Print the entries below word for word; the pictures stay out of your copy.

● **Data records**:
——————————
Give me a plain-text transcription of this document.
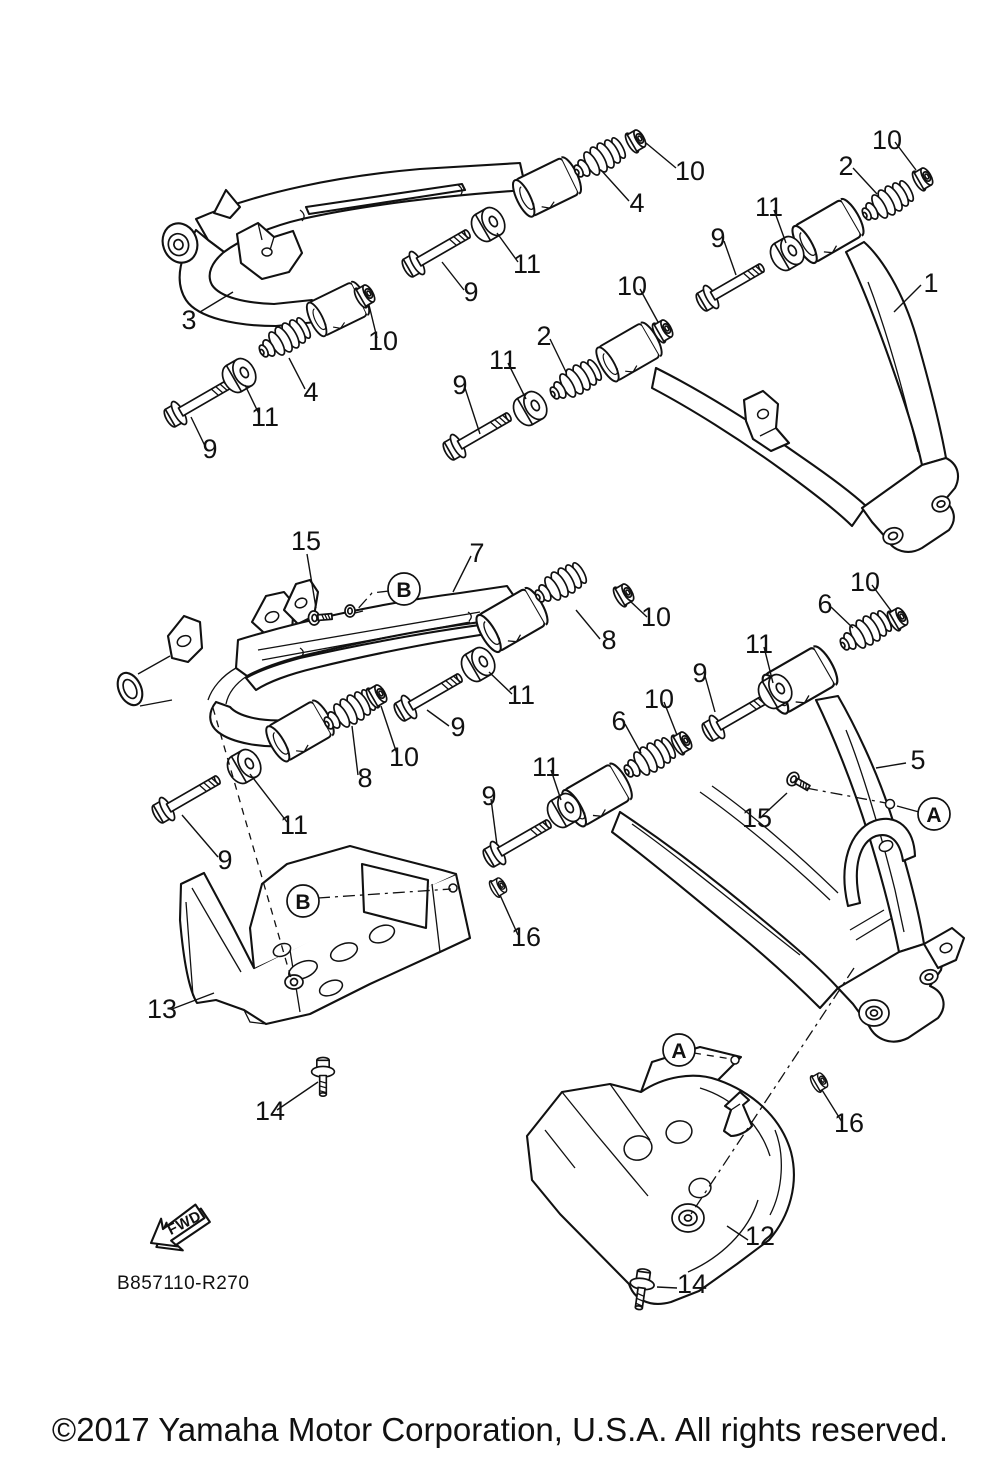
10
4
11
9
3
10
4
11
9
10
2
11
9
1
10
2
11
9
15	7
10
8
11
9
10
8
11
9
10
6
11
9
10
6
5
11
9
15
16
13
14	16
12
14
B
A
B
A
FWD
B857110-R270
©2017 Yamaha Motor Corporation, U.S.A. All rights reserved.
——————————
● **Answer for the task**:
Give me a plain-text transcription of this document.
10
4
11
9
3
10
4
11
9
10
2
11
9
1
10
2
11
9
15	7
10
8
11
9
10
8
11
9
10
6
11
9
10
6
5
11
9
15
16
13
14	16
12
14
B
A
B
A
FWD
B857110-R270
©2017 Yamaha Motor Corporation, U.S.A. All rights reserved.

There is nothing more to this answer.